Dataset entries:
^^^^
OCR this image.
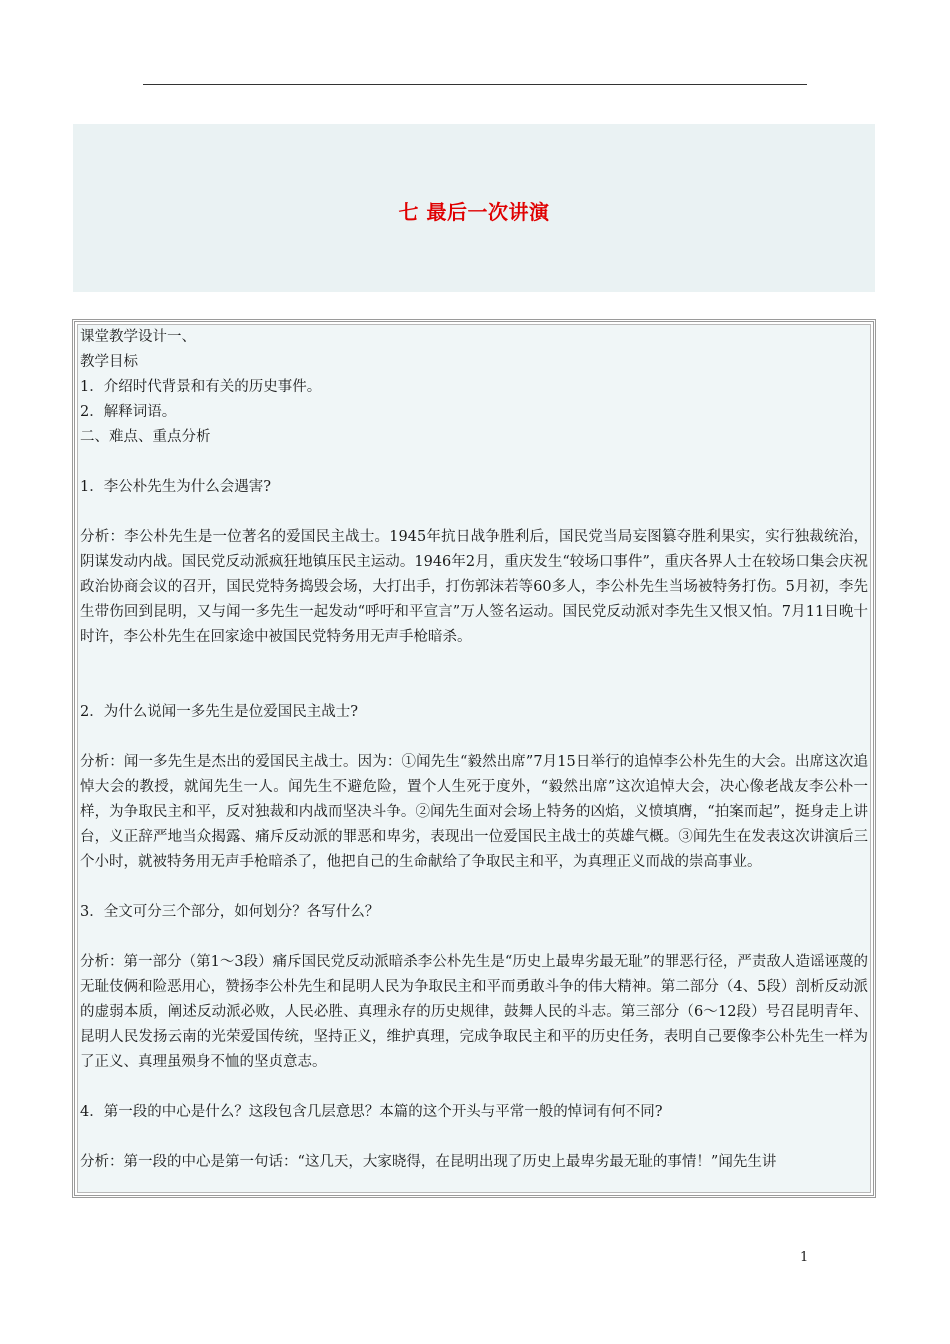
七 最后一次讲演

课堂教学设计一、

教学目标

1．介绍时代背景和有关的历史事件。

2．解释词语。

二、难点、重点分析

1．李公朴先生为什么会遇害?

分析：李公朴先生是一位著名的爱国民主战士。1945年抗日战争胜利后，国民党当局妄图篡夺胜利果实，实行独裁统治，阴谋发动内战。国民党反动派疯狂地镇压民主运动。1946年2月，重庆发生“较场口事件”，重庆各界人士在较场口集会庆祝政治协商会议的召开，国民党特务捣毁会场，大打出手，打伤郭沫若等60多人，李公朴先生当场被特务打伤。5月初，李先生带伤回到昆明，又与闻一多先生一起发动“呼吁和平宣言”万人签名运动。国民党反动派对李先生又恨又怕。7月11日晚十时许，李公朴先生在回家途中被国民党特务用无声手枪暗杀。

2．为什么说闻一多先生是位爱国民主战士?

分析：闻一多先生是杰出的爱国民主战士。因为：①闻先生“毅然出席”7月15日举行的追悼李公朴先生的大会。出席这次追悼大会的教授，就闻先生一人。闻先生不避危险，置个人生死于度外，“毅然出席”这次追悼大会，决心像老战友李公朴一样，为争取民主和平，反对独裁和内战而坚决斗争。②闻先生面对会场上特务的凶焰，义愤填膺，“拍案而起”，挺身走上讲台，义正辞严地当众揭露、痛斥反动派的罪恶和卑劣，表现出一位爱国民主战士的英雄气概。③闻先生在发表这次讲演后三个小时，就被特务用无声手枪暗杀了，他把自己的生命献给了争取民主和平，为真理正义而战的崇高事业。

3．全文可分三个部分，如何划分？各写什么？

分析：第一部分（第1～3段）痛斥国民党反动派暗杀李公朴先生是“历史上最卑劣最无耻”的罪恶行径，严责敌人造谣诬蔑的无耻伎俩和险恶用心，赞扬李公朴先生和昆明人民为争取民主和平而勇敢斗争的伟大精神。第二部分（4、5段）剖析反动派的虚弱本质，阐述反动派必败，人民必胜、真理永存的历史规律，鼓舞人民的斗志。第三部分（6～12段）号召昆明青年、昆明人民发扬云南的光荣爱国传统，坚持正义，维护真理，完成争取民主和平的历史任务，表明自己要像李公朴先生一样为了正义、真理虽殒身不恤的坚贞意志。

4．第一段的中心是什么？这段包含几层意思？本篇的这个开头与平常一般的悼词有何不同?

分析：第一段的中心是第一句话：“这几天，大家晓得，在昆明出现了历史上最卑劣最无耻的事情！”闻先生讲

1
^^^^
> Requirement: Set each line of the records down exactly, leaving every picture out.

> Problem solution:
OCR this image.
七 最后一次讲演

课堂教学设计一、

教学目标

1．介绍时代背景和有关的历史事件。

2．解释词语。

二、难点、重点分析

1．李公朴先生为什么会遇害?

分析：李公朴先生是一位著名的爱国民主战士。1945年抗日战争胜利后，国民党当局妄图篡夺胜利果实，实行独裁统治，阴谋发动内战。国民党反动派疯狂地镇压民主运动。1946年2月，重庆发生“较场口事件”，重庆各界人士在较场口集会庆祝政治协商会议的召开，国民党特务捣毁会场，大打出手，打伤郭沫若等60多人，李公朴先生当场被特务打伤。5月初，李先生带伤回到昆明，又与闻一多先生一起发动“呼吁和平宣言”万人签名运动。国民党反动派对李先生又恨又怕。7月11日晚十时许，李公朴先生在回家途中被国民党特务用无声手枪暗杀。

2．为什么说闻一多先生是位爱国民主战士?

分析：闻一多先生是杰出的爱国民主战士。因为：①闻先生“毅然出席”7月15日举行的追悼李公朴先生的大会。出席这次追悼大会的教授，就闻先生一人。闻先生不避危险，置个人生死于度外，“毅然出席”这次追悼大会，决心像老战友李公朴一样，为争取民主和平，反对独裁和内战而坚决斗争。②闻先生面对会场上特务的凶焰，义愤填膺，“拍案而起”，挺身走上讲台，义正辞严地当众揭露、痛斥反动派的罪恶和卑劣，表现出一位爱国民主战士的英雄气概。③闻先生在发表这次讲演后三个小时，就被特务用无声手枪暗杀了，他把自己的生命献给了争取民主和平，为真理正义而战的崇高事业。

3．全文可分三个部分，如何划分？各写什么？

分析：第一部分（第1～3段）痛斥国民党反动派暗杀李公朴先生是“历史上最卑劣最无耻”的罪恶行径，严责敌人造谣诬蔑的无耻伎俩和险恶用心，赞扬李公朴先生和昆明人民为争取民主和平而勇敢斗争的伟大精神。第二部分（4、5段）剖析反动派的虚弱本质，阐述反动派必败，人民必胜、真理永存的历史规律，鼓舞人民的斗志。第三部分（6～12段）号召昆明青年、昆明人民发扬云南的光荣爱国传统，坚持正义，维护真理，完成争取民主和平的历史任务，表明自己要像李公朴先生一样为了正义、真理虽殒身不恤的坚贞意志。

4．第一段的中心是什么？这段包含几层意思？本篇的这个开头与平常一般的悼词有何不同?

分析：第一段的中心是第一句话：“这几天，大家晓得，在昆明出现了历史上最卑劣最无耻的事情！”闻先生讲

1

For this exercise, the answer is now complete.